**What you will do**
Repeat the material verbatim and drop the pictures.

**Rows**
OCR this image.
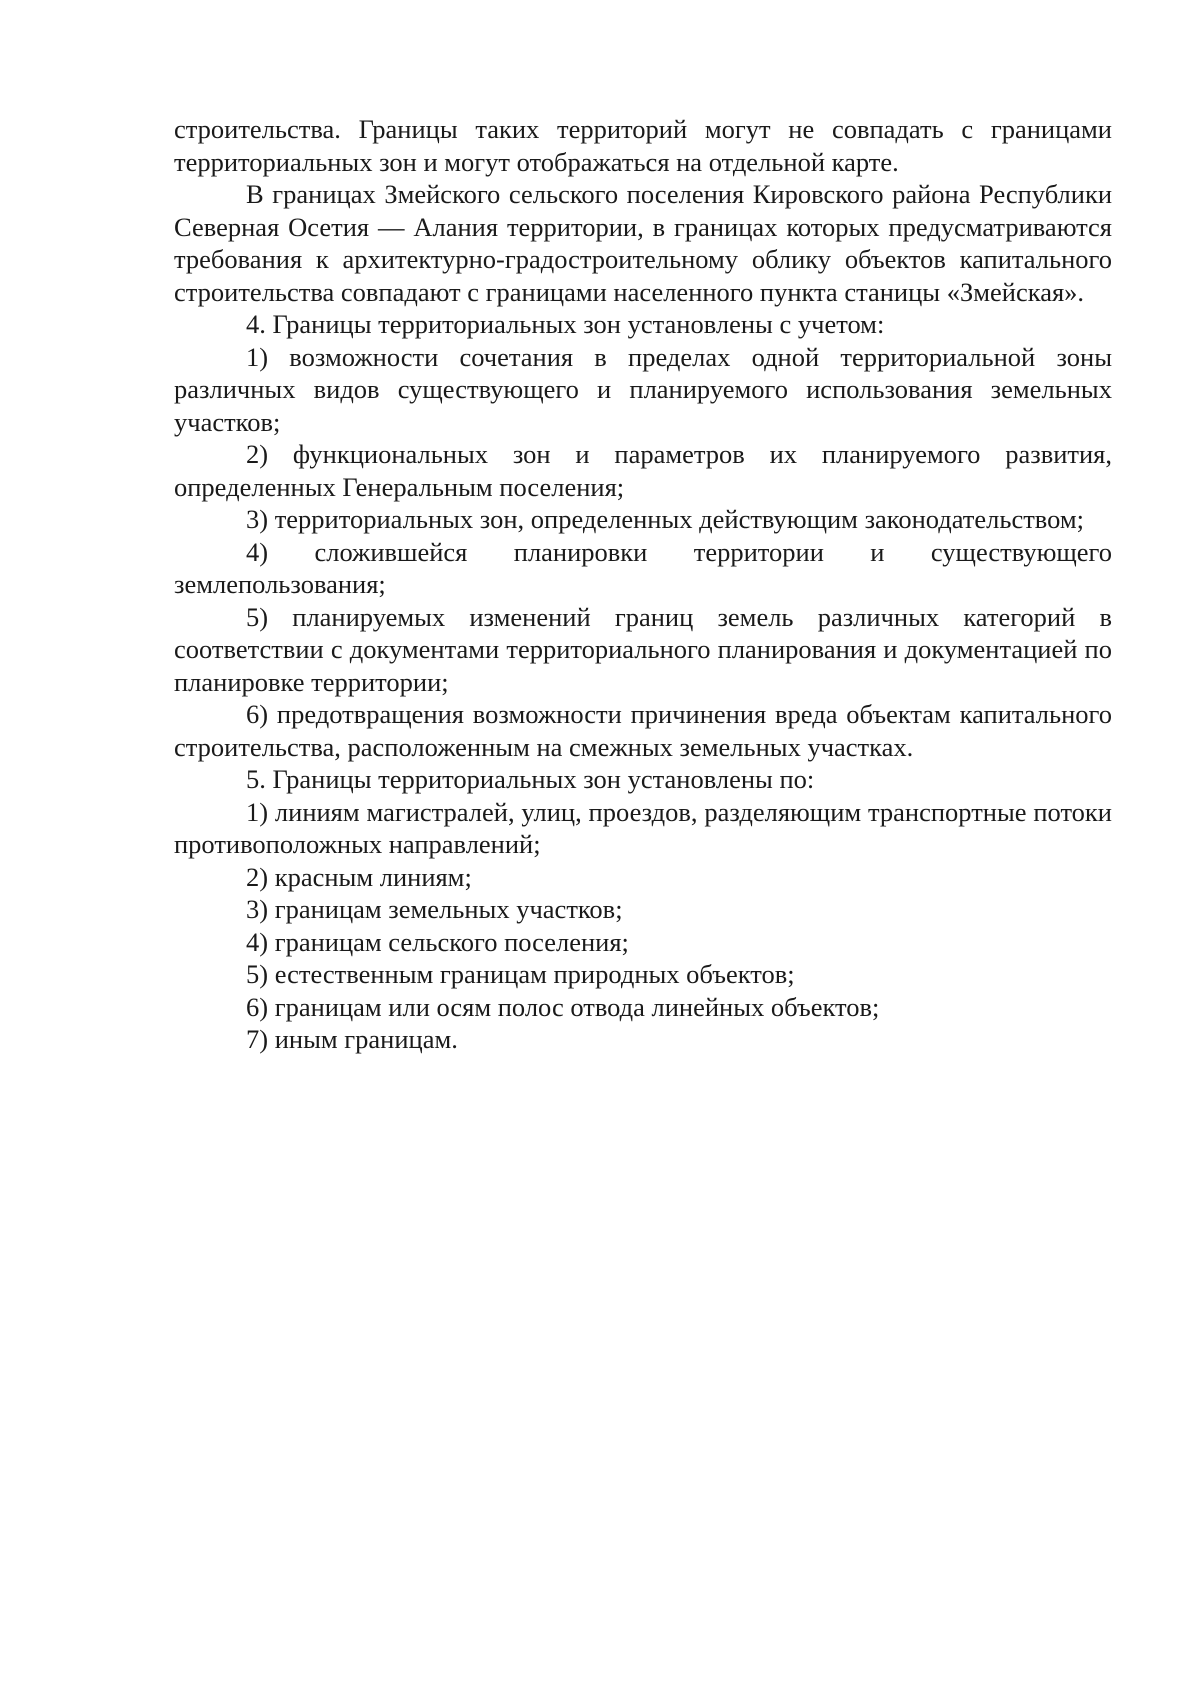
строительства. Границы таких территорий могут не совпадать с границами территориальных зон и могут отображаться на отдельной карте.

В границах Змейского сельского поселения Кировского района Республики Северная Осетия — Алания территории, в границах которых предусматриваются требования к архитектурно-градостроительному облику объектов капитального строительства совпадают с границами населенного пункта станицы «Змейская».

4. Границы территориальных зон установлены с учетом:

1) возможности сочетания в пределах одной территориальной зоны различных видов существующего и планируемого использования земельных участков;

2) функциональных зон и параметров их планируемого развития, определенных Генеральным поселения;

3) территориальных зон, определенных действующим законодательством;

4) сложившейся планировки территории и существующего землепользования;

5) планируемых изменений границ земель различных категорий в соответствии с документами территориального планирования и документацией по планировке территории;

6) предотвращения возможности причинения вреда объектам капитального строительства, расположенным на смежных земельных участках.

5. Границы территориальных зон установлены по:

1) линиям магистралей, улиц, проездов, разделяющим транспортные потоки противоположных направлений;

2) красным линиям;

3) границам земельных участков;

4) границам сельского поселения;

5) естественным границам природных объектов;

6) границам или осям полос отвода линейных объектов;

7) иным границам.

**Task solution**
OCR this image.
строительства. Границы таких территорий могут не совпадать с границами территориальных зон и могут отображаться на отдельной карте.

В границах Змейского сельского поселения Кировского района Республики Северная Осетия — Алания территории, в границах которых предусматриваются требования к архитектурно-градостроительному облику объектов капитального строительства совпадают с границами населенного пункта станицы «Змейская».

4. Границы территориальных зон установлены с учетом:

1) возможности сочетания в пределах одной территориальной зоны различных видов существующего и планируемого использования земельных участков;

2) функциональных зон и параметров их планируемого развития, определенных Генеральным поселения;

3) территориальных зон, определенных действующим законодательством;

4) сложившейся планировки территории и существующего землепользования;

5) планируемых изменений границ земель различных категорий в соответствии с документами территориального планирования и документацией по планировке территории;

6) предотвращения возможности причинения вреда объектам капитального строительства, расположенным на смежных земельных участках.

5. Границы территориальных зон установлены по:

1) линиям магистралей, улиц, проездов, разделяющим транспортные потоки противоположных направлений;

2) красным линиям;

3) границам земельных участков;

4) границам сельского поселения;

5) естественным границам природных объектов;

6) границам или осям полос отвода линейных объектов;

7) иным границам.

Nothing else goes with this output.